Article:
______

Eliezer Yudkowsky made a nice commentary about Alphago, after the 2nd game has been played. (also posted on this HN thread)

I’ll go over some of those points because I think they are accurate and sometimes provoking.

Extremely optimized strategies often look to us like ‘weird’ edges of the possibility space, and may throw away what we think of as ‘typical’ features of a solution. In many different kinds of optimization problem, the maximizing solution will lie at a vertex of the possibility space (a corner, an edge-case). In the case of AlphaGo, an extremely optimized strategy seems to have thrown away the ‘typical’ production of a visible point lead that characterizes human play. Maximizing win-probability in Go, at this level of play against a human 9p, is not strongly correlated with what a human can see as visible extra territory - so that gets thrown out even though it was previously associated with ‘trying to win’ in human play.

Humans thought that a strong opponent would have more visible territory earlier - building up a lead seemed like an obvious way to ensure a win. But ‘gain more territory’ wasn’t explicitly encoded into AlphaGo’s utility function, and turned out not to be a feature of the maximum of AlphaGo’s actual utility function of ‘win the game’, contrary to human expectations of where that maximum would lie.

This was discussed at some point by the commentators during the second game. Basically, the idea was that Alphago never tries to maximize the territory he has, just its probability to win. For the program, winning by just one extra point is similar of winning by a lot of points. So a +1% probability of winning by one point is optimized for, whereas winning with 2 extra points instead of one extra point (for a given constant win probability) is not even considered.

______

Provided information:
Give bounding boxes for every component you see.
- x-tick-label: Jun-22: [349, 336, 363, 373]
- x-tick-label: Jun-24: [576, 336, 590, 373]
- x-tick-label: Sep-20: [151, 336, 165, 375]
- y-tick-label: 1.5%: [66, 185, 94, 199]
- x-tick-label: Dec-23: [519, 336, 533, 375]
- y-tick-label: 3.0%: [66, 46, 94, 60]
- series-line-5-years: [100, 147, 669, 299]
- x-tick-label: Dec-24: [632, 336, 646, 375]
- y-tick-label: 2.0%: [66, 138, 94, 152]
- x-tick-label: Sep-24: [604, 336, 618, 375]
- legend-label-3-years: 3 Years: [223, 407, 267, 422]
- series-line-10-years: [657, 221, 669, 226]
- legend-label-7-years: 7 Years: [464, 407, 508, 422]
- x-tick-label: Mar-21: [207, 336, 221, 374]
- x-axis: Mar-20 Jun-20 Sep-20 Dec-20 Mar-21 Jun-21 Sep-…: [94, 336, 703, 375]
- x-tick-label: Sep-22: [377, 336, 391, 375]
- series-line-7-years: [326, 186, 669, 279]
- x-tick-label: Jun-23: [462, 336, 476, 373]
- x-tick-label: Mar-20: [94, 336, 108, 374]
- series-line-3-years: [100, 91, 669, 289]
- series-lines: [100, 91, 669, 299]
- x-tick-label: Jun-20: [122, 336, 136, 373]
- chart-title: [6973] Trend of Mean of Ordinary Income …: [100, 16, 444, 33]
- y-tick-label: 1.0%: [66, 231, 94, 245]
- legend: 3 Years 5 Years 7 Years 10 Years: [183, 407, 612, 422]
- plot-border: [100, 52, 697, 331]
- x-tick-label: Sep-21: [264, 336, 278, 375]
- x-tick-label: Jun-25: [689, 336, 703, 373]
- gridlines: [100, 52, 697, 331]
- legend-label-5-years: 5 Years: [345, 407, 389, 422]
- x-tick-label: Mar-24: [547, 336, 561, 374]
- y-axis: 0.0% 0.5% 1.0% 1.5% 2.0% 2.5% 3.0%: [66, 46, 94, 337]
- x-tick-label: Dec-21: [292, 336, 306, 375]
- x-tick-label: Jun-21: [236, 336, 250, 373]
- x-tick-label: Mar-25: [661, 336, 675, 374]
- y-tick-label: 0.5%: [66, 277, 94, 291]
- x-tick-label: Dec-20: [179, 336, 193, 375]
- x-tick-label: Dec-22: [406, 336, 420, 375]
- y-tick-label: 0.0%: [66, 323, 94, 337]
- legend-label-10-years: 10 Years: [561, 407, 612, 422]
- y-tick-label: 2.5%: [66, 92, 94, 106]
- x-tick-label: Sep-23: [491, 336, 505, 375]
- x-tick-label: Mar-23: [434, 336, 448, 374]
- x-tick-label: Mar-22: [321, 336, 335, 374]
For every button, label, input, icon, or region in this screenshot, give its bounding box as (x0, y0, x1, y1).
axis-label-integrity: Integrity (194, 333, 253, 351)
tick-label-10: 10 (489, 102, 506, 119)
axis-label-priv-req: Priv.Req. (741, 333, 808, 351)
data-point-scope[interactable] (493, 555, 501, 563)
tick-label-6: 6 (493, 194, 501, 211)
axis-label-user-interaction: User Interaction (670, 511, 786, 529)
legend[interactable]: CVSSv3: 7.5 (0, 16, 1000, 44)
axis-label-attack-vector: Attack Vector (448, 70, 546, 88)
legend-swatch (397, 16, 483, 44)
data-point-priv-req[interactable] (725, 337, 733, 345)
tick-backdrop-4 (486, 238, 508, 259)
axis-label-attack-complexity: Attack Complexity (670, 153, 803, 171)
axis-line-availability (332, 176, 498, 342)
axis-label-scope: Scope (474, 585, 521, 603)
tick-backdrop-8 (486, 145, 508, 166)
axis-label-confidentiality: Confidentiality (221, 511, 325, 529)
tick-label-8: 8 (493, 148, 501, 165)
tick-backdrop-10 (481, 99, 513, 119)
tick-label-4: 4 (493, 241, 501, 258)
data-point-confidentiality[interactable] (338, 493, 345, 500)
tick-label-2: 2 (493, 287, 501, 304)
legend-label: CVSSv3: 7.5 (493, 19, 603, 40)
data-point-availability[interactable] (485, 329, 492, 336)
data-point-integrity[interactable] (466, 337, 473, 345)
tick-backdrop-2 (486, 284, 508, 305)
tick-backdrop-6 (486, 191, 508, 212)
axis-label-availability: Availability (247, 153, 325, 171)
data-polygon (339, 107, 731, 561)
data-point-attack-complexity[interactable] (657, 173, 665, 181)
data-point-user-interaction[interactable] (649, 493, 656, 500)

______

Direction: Continue the commentary on AlphaGo, starting after its final sentence.

Task result:
The human pros thought AlphaGo was making mistakes. Ha ha.

AlphaGo doesn’t actually play God’s Hand. Similarly, liquid stock prices sometimes make big moves. But human pros can’t detect AlphaGo’s departures from God’s Hand, and you can’t personally predict the net direction of stock price moves.

If you think the best move is X and AlphaGo plays Y, we conclude that X had lower expected winningness than you thought, or that Y had higher expected winningness than you thought. We don’t conclude that AlphaGo made an inferior move.

I don’t think its fair to say that every move made by Alphago were good. Some moves regarded as “slow” surely were better than the commentators thought. And some “mistakes” probably weren’t mistakes. But Alphago did some real mistakes, as the weird move at the bottom in game 4 (which is very confusing and hard to explain, btw).

  • Strong cognitive uncontainability. https://arbital.com/p/strong_uncontainability/

Even after the human pros saw AlphaGo’s exact moves, the humans couldn’t see those moves as powerful strategies, not in advance and sometimes not even after the fact, because the humans lacked the knowledge to forecast the move’s consequences.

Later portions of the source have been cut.